Extract each record and reproduce it exactly.

Given records

......

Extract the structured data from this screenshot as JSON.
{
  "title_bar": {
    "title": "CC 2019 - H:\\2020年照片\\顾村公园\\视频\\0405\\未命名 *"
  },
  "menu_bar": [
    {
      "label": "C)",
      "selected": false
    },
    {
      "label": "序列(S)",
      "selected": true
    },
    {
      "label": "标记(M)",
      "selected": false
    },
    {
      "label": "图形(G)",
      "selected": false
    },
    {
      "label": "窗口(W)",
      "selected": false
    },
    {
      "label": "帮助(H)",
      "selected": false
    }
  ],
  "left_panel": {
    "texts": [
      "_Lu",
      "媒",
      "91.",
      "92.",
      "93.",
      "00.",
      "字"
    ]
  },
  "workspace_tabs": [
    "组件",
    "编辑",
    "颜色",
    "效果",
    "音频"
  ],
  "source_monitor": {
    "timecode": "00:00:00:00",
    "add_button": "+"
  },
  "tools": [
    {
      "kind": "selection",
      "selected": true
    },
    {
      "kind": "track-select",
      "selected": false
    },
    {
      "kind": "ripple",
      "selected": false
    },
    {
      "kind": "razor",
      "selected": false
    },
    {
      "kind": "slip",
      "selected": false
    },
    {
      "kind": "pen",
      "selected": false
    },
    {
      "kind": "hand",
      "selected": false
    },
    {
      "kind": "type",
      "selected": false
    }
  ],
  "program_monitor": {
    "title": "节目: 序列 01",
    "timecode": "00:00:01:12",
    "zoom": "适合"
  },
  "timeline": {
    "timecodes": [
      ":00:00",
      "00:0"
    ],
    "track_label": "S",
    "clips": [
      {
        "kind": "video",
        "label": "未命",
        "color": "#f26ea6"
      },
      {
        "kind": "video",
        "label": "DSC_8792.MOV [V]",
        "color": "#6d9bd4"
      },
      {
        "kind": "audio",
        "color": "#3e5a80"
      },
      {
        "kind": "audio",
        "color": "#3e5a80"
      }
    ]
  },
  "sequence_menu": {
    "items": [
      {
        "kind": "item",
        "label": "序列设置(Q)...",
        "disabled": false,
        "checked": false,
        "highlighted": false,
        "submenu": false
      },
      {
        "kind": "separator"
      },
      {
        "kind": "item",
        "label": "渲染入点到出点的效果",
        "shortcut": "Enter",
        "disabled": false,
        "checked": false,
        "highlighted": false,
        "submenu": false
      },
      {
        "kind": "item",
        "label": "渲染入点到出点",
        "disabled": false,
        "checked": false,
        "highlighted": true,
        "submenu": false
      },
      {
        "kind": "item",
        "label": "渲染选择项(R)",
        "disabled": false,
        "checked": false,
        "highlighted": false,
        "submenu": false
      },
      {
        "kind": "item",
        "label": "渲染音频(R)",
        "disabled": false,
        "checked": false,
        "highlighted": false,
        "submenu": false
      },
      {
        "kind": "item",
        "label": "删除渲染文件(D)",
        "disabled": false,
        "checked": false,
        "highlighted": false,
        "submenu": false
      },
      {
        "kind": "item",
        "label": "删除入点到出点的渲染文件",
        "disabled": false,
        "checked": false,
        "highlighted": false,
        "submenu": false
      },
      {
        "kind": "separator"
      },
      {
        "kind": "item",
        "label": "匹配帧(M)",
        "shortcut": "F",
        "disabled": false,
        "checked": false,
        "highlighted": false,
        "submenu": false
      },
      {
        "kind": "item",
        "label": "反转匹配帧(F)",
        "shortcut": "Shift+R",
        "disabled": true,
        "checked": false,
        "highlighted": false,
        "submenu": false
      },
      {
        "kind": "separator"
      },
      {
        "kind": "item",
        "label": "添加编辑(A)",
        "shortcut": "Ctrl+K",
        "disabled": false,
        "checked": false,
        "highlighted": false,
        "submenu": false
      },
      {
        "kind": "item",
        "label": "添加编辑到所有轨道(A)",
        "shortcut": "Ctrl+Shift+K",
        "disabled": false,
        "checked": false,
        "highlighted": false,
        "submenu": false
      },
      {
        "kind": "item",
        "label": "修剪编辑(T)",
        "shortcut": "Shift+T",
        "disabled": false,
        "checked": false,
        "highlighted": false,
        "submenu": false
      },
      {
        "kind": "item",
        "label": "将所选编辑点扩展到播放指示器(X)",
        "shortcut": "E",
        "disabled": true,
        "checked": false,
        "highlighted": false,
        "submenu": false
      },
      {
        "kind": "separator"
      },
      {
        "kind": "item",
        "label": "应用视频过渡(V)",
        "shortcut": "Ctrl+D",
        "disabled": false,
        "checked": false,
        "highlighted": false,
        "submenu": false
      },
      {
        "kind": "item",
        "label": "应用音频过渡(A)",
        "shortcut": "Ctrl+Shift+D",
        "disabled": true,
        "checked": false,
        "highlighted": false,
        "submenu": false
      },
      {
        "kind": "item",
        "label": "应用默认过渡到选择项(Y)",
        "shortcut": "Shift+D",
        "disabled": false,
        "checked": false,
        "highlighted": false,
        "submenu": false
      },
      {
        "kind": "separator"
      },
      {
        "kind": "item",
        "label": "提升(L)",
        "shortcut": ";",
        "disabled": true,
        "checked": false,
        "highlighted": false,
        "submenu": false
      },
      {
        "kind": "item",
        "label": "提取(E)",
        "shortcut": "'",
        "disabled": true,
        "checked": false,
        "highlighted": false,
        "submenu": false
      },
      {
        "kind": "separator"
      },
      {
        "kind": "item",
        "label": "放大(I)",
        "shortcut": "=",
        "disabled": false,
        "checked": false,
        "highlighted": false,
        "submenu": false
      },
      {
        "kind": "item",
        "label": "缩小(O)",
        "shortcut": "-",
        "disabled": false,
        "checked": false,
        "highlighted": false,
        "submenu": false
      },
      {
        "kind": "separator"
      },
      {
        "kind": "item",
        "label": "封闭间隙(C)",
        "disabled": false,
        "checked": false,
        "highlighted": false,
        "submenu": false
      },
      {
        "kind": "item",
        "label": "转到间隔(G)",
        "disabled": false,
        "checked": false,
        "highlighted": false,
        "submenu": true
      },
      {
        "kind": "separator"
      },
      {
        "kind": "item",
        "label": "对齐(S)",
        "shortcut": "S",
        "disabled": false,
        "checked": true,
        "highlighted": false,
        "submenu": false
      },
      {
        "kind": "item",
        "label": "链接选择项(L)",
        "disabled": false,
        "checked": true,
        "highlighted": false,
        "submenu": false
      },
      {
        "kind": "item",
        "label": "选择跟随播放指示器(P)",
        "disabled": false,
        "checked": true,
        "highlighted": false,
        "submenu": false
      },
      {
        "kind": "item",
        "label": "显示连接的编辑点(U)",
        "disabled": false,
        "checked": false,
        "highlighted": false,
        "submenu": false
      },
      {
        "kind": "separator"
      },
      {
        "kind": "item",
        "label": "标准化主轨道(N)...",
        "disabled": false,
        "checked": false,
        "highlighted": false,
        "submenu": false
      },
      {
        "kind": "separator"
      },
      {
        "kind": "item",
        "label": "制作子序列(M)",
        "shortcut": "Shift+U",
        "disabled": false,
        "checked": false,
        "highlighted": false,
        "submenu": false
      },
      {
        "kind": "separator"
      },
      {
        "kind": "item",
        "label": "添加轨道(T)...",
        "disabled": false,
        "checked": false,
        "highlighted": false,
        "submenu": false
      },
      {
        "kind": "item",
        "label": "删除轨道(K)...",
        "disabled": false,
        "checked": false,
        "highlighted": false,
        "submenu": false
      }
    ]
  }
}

......

Task result
Extract the structured data from this screenshot as JSON.
{
  "title_bar": {
    "title": "CC 2019 - H:\\2020年照片\\顾村公园\\视频\\0405\\未命名 *"
  },
  "menu_bar": [
    {
      "label": "C)",
      "selected": false
    },
    {
      "label": "序列(S)",
      "selected": true
    },
    {
      "label": "标记(M)",
      "selected": false
    },
    {
      "label": "图形(G)",
      "selected": false
    },
    {
      "label": "窗口(W)",
      "selected": false
    },
    {
      "label": "帮助(H)",
      "selected": false
    }
  ],
  "left_panel": {
    "texts": [
      "_Lu",
      "媒",
      "91.",
      "92.",
      "93.",
      "00.",
      "字"
    ]
  },
  "workspace_tabs": [
    "组件",
    "编辑",
    "颜色",
    "效果",
    "音频"
  ],
  "source_monitor": {
    "timecode": "00:00:00:00",
    "add_button": "+"
  },
  "tools": [
    {
      "kind": "selection",
      "selected": true
    },
    {
      "kind": "track-select",
      "selected": false
    },
    {
      "kind": "ripple",
      "selected": false
    },
    {
      "kind": "razor",
      "selected": false
    },
    {
      "kind": "slip",
      "selected": false
    },
    {
      "kind": "pen",
      "selected": false
    },
    {
      "kind": "hand",
      "selected": false
    },
    {
      "kind": "type",
      "selected": false
    }
  ],
  "program_monitor": {
    "title": "节目: 序列 01",
    "timecode": "00:00:01:12",
    "zoom": "适合"
  },
  "timeline": {
    "timecodes": [
      ":00:00",
      "00:0"
    ],
    "track_label": "S",
    "clips": [
      {
        "kind": "video",
        "label": "未命",
        "color": "#f26ea6"
      },
      {
        "kind": "video",
        "label": "DSC_8792.MOV [V]",
        "color": "#6d9bd4"
      },
      {
        "kind": "audio",
        "color": "#3e5a80"
      },
      {
        "kind": "audio",
        "color": "#3e5a80"
      }
    ]
  },
  "sequence_menu": {
    "items": [
      {
        "kind": "item",
        "label": "序列设置(Q)...",
        "disabled": false,
        "checked": false,
        "highlighted": false,
        "submenu": false
      },
      {
        "kind": "separator"
      },
      {
        "kind": "item",
        "label": "渲染入点到出点的效果",
        "shortcut": "Enter",
        "disabled": false,
        "checked": false,
        "highlighted": false,
        "submenu": false
      },
      {
        "kind": "item",
        "label": "渲染入点到出点",
        "disabled": false,
        "checked": false,
        "highlighted": true,
        "submenu": false
      },
      {
        "kind": "item",
        "label": "渲染选择项(R)",
        "disabled": false,
        "checked": false,
        "highlighted": false,
        "submenu": false
      },
      {
        "kind": "item",
        "label": "渲染音频(R)",
        "disabled": false,
        "checked": false,
        "highlighted": false,
        "submenu": false
      },
      {
        "kind": "item",
        "label": "删除渲染文件(D)",
        "disabled": false,
        "checked": false,
        "highlighted": false,
        "submenu": false
      },
      {
        "kind": "item",
        "label": "删除入点到出点的渲染文件",
        "disabled": false,
        "checked": false,
        "highlighted": false,
        "submenu": false
      },
      {
        "kind": "separator"
      },
      {
        "kind": "item",
        "label": "匹配帧(M)",
        "shortcut": "F",
        "disabled": false,
        "checked": false,
        "highlighted": false,
        "submenu": false
      },
      {
        "kind": "item",
        "label": "反转匹配帧(F)",
        "shortcut": "Shift+R",
        "disabled": true,
        "checked": false,
        "highlighted": false,
        "submenu": false
      },
      {
        "kind": "separator"
      },
      {
        "kind": "item",
        "label": "添加编辑(A)",
        "shortcut": "Ctrl+K",
        "disabled": false,
        "checked": false,
        "highlighted": false,
        "submenu": false
      },
      {
        "kind": "item",
        "label": "添加编辑到所有轨道(A)",
        "shortcut": "Ctrl+Shift+K",
        "disabled": false,
        "checked": false,
        "highlighted": false,
        "submenu": false
      },
      {
        "kind": "item",
        "label": "修剪编辑(T)",
        "shortcut": "Shift+T",
        "disabled": false,
        "checked": false,
        "highlighted": false,
        "submenu": false
      },
      {
        "kind": "item",
        "label": "将所选编辑点扩展到播放指示器(X)",
        "shortcut": "E",
        "disabled": true,
        "checked": false,
        "highlighted": false,
        "submenu": false
      },
      {
        "kind": "separator"
      },
      {
        "kind": "item",
        "label": "应用视频过渡(V)",
        "shortcut": "Ctrl+D",
        "disabled": false,
        "checked": false,
        "highlighted": false,
        "submenu": false
      },
      {
        "kind": "item",
        "label": "应用音频过渡(A)",
        "shortcut": "Ctrl+Shift+D",
        "disabled": true,
        "checked": false,
        "highlighted": false,
        "submenu": false
      },
      {
        "kind": "item",
        "label": "应用默认过渡到选择项(Y)",
        "shortcut": "Shift+D",
        "disabled": false,
        "checked": false,
        "highlighted": false,
        "submenu": false
      },
      {
        "kind": "separator"
      },
      {
        "kind": "item",
        "label": "提升(L)",
        "shortcut": ";",
        "disabled": true,
        "checked": false,
        "highlighted": false,
        "submenu": false
      },
      {
        "kind": "item",
        "label": "提取(E)",
        "shortcut": "'",
        "disabled": true,
        "checked": false,
        "highlighted": false,
        "submenu": false
      },
      {
        "kind": "separator"
      },
      {
        "kind": "item",
        "label": "放大(I)",
        "shortcut": "=",
        "disabled": false,
        "checked": false,
        "highlighted": false,
        "submenu": false
      },
      {
        "kind": "item",
        "label": "缩小(O)",
        "shortcut": "-",
        "disabled": false,
        "checked": false,
        "highlighted": false,
        "submenu": false
      },
      {
        "kind": "separator"
      },
      {
        "kind": "item",
        "label": "封闭间隙(C)",
        "disabled": false,
        "checked": false,
        "highlighted": false,
        "submenu": false
      },
      {
        "kind": "item",
        "label": "转到间隔(G)",
        "disabled": false,
        "checked": false,
        "highlighted": false,
        "submenu": true
      },
      {
        "kind": "separator"
      },
      {
        "kind": "item",
        "label": "对齐(S)",
        "shortcut": "S",
        "disabled": false,
        "checked": true,
        "highlighted": false,
        "submenu": false
      },
      {
        "kind": "item",
        "label": "链接选择项(L)",
        "disabled": false,
        "checked": true,
        "highlighted": false,
        "submenu": false
      },
      {
        "kind": "item",
        "label": "选择跟随播放指示器(P)",
        "disabled": false,
        "checked": true,
        "highlighted": false,
        "submenu": false
      },
      {
        "kind": "item",
        "label": "显示连接的编辑点(U)",
        "disabled": false,
        "checked": false,
        "highlighted": false,
        "submenu": false
      },
      {
        "kind": "separator"
      },
      {
        "kind": "item",
        "label": "标准化主轨道(N)...",
        "disabled": false,
        "checked": false,
        "highlighted": false,
        "submenu": false
      },
      {
        "kind": "separator"
      },
      {
        "kind": "item",
        "label": "制作子序列(M)",
        "shortcut": "Shift+U",
        "disabled": false,
        "checked": false,
        "highlighted": false,
        "submenu": false
      },
      {
        "kind": "separator"
      },
      {
        "kind": "item",
        "label": "添加轨道(T)...",
        "disabled": false,
        "checked": false,
        "highlighted": false,
        "submenu": false
      },
      {
        "kind": "item",
        "label": "删除轨道(K)...",
        "disabled": false,
        "checked": false,
        "highlighted": false,
        "submenu": false
      }
    ]
  }
}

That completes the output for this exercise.